** BEGIN DATA PROVIDED **
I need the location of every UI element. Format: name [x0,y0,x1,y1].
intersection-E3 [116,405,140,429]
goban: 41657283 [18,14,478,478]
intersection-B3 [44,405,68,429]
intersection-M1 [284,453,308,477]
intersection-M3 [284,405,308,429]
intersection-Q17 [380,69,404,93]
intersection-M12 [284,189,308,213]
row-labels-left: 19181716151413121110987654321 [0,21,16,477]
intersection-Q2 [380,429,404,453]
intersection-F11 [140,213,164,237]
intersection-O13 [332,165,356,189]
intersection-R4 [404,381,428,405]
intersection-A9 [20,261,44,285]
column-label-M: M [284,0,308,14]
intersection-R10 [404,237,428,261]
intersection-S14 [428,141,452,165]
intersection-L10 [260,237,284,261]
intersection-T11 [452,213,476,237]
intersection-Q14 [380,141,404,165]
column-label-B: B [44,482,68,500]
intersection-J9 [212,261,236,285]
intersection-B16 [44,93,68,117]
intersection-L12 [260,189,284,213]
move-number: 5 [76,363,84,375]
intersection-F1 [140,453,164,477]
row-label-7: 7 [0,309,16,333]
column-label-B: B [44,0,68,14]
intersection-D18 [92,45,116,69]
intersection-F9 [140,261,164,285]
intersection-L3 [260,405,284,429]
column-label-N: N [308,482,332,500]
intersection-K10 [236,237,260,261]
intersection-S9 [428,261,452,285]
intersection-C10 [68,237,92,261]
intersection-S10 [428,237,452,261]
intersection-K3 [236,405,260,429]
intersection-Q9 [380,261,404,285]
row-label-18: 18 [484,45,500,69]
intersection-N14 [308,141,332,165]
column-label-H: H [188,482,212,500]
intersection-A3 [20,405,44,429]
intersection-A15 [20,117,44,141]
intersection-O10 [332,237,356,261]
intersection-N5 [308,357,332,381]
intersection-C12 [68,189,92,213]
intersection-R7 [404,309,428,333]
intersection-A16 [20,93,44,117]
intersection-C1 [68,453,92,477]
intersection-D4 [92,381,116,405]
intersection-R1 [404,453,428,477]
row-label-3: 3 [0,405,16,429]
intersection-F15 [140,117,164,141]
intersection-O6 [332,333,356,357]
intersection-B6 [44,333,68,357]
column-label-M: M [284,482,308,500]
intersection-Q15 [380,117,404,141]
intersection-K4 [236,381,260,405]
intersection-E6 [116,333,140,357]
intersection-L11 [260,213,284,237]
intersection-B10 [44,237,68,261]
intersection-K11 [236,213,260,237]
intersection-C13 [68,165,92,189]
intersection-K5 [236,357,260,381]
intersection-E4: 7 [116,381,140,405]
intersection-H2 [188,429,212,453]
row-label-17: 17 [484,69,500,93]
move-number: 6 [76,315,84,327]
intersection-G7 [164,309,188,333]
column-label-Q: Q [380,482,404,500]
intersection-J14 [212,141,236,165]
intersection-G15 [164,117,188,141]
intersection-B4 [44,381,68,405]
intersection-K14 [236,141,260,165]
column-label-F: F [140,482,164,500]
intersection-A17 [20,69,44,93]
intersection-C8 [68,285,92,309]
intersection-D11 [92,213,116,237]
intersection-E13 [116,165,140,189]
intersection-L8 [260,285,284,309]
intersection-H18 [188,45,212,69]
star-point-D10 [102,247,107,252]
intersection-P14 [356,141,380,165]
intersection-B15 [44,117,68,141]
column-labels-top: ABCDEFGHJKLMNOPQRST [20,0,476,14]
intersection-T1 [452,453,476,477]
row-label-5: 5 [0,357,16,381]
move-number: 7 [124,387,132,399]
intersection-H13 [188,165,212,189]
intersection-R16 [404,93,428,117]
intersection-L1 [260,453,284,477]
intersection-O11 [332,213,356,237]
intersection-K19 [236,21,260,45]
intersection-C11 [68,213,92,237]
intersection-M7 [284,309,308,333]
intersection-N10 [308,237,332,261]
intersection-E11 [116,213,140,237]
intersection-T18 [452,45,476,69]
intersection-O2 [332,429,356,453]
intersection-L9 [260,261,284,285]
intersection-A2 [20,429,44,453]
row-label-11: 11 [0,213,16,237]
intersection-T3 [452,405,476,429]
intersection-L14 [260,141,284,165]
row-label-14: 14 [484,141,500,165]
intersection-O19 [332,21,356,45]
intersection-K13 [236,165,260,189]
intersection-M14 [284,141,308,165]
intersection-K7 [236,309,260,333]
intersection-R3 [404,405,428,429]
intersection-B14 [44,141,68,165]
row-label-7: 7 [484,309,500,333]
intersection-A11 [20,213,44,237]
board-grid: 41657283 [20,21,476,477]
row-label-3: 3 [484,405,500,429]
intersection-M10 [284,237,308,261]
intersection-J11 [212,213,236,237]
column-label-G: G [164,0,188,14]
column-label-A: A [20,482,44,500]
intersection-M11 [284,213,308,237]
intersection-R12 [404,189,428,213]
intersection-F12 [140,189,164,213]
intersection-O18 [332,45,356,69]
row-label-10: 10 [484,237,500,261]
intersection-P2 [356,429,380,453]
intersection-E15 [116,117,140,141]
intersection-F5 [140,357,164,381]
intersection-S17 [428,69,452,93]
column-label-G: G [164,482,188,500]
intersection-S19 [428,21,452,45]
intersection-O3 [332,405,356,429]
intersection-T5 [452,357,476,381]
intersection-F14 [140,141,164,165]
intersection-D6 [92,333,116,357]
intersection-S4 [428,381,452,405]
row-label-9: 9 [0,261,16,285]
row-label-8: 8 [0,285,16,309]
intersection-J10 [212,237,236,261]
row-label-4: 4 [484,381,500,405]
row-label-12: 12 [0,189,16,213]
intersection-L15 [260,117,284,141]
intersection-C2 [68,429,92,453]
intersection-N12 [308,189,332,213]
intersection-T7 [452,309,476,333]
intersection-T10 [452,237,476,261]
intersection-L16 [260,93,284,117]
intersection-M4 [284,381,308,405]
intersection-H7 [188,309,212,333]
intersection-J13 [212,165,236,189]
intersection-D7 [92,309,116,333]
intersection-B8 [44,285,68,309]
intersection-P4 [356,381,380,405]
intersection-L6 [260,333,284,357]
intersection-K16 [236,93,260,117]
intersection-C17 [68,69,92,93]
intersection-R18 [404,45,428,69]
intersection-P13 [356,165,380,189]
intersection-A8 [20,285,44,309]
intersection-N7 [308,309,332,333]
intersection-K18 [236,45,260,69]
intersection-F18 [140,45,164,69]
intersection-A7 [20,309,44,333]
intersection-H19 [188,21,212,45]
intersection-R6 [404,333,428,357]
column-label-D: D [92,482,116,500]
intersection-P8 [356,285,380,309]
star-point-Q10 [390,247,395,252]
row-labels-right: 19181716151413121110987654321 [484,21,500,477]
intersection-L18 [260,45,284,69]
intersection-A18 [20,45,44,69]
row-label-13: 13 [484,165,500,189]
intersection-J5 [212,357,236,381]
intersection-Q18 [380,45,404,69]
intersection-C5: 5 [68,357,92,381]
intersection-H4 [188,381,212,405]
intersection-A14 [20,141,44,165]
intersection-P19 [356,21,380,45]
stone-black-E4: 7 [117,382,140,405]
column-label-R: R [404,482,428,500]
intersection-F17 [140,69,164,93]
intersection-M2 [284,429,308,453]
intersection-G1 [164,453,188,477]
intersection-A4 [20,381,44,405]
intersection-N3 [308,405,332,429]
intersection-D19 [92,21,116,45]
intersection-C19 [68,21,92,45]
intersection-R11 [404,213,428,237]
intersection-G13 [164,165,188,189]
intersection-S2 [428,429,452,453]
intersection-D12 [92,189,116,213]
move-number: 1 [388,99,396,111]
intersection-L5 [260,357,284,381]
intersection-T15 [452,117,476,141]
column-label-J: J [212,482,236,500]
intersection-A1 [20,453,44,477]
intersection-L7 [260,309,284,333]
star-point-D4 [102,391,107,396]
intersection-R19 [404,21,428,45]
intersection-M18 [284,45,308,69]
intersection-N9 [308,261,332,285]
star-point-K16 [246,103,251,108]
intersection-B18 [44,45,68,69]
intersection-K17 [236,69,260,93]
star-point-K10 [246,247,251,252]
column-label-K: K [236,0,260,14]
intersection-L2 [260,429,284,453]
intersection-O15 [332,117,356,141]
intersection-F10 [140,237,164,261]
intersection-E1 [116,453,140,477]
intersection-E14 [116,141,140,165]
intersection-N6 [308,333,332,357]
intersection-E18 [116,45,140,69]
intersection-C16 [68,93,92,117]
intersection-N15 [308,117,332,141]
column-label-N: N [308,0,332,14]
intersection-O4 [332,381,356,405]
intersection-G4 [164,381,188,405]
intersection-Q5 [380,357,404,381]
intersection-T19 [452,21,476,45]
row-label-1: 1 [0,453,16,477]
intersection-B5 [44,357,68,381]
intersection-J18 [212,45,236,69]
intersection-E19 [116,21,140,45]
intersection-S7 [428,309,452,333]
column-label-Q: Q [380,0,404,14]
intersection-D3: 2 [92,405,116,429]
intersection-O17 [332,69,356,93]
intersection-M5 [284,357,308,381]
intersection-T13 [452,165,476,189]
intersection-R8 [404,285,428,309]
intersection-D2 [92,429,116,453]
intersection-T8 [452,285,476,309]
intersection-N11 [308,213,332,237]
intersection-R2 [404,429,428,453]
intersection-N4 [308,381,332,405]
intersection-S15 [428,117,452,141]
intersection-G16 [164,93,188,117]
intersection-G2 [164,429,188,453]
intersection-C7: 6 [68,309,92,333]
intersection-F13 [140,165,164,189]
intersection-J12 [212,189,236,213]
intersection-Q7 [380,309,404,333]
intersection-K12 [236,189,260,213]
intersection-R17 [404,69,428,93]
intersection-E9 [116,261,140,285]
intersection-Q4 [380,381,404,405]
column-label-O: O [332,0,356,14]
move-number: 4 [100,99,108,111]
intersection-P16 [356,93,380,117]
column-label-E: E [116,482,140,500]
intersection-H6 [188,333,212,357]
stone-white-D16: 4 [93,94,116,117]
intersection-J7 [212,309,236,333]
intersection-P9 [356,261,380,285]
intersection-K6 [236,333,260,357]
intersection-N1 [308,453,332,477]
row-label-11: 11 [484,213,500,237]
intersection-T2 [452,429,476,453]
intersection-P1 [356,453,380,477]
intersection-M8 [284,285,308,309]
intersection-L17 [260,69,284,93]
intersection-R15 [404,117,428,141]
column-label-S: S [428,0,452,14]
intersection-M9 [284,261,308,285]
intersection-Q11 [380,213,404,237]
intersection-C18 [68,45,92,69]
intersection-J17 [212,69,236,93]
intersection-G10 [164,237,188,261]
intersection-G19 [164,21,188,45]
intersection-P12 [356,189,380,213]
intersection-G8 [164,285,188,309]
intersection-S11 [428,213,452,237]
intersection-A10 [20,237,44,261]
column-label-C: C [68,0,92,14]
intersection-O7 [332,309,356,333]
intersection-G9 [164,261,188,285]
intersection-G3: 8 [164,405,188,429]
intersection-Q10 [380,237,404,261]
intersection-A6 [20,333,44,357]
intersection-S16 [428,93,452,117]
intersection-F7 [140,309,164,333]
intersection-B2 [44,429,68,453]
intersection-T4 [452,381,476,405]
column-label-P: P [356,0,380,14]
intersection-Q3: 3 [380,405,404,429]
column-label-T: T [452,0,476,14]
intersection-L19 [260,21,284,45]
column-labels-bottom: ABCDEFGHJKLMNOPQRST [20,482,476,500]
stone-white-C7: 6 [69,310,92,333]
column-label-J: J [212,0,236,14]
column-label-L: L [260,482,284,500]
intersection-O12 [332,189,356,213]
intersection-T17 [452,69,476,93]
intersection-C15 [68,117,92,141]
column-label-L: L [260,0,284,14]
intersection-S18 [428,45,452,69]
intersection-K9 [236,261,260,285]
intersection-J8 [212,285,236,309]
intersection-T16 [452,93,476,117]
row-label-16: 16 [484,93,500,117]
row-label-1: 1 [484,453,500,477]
** END DATA PROVIDED **
■ TASK BRIEF
Copy out the records from the start through the line containing "intersection-S9 [428,261,452,285]", changing nothing.

■ IN RESPONSE
I need the location of every UI element. Format: name [x0,y0,x1,y1].
intersection-E3 [116,405,140,429]
goban: 41657283 [18,14,478,478]
intersection-B3 [44,405,68,429]
intersection-M1 [284,453,308,477]
intersection-M3 [284,405,308,429]
intersection-Q17 [380,69,404,93]
intersection-M12 [284,189,308,213]
row-labels-left: 19181716151413121110987654321 [0,21,16,477]
intersection-Q2 [380,429,404,453]
intersection-F11 [140,213,164,237]
intersection-O13 [332,165,356,189]
intersection-R4 [404,381,428,405]
intersection-A9 [20,261,44,285]
column-label-M: M [284,0,308,14]
intersection-R10 [404,237,428,261]
intersection-S14 [428,141,452,165]
intersection-L10 [260,237,284,261]
intersection-T11 [452,213,476,237]
intersection-Q14 [380,141,404,165]
column-label-B: B [44,482,68,500]
intersection-J9 [212,261,236,285]
intersection-B16 [44,93,68,117]
intersection-L12 [260,189,284,213]
move-number: 5 [76,363,84,375]
intersection-F1 [140,453,164,477]
row-label-7: 7 [0,309,16,333]
column-label-B: B [44,0,68,14]
intersection-D18 [92,45,116,69]
intersection-F9 [140,261,164,285]
intersection-L3 [260,405,284,429]
column-label-N: N [308,482,332,500]
intersection-K10 [236,237,260,261]
intersection-S9 [428,261,452,285]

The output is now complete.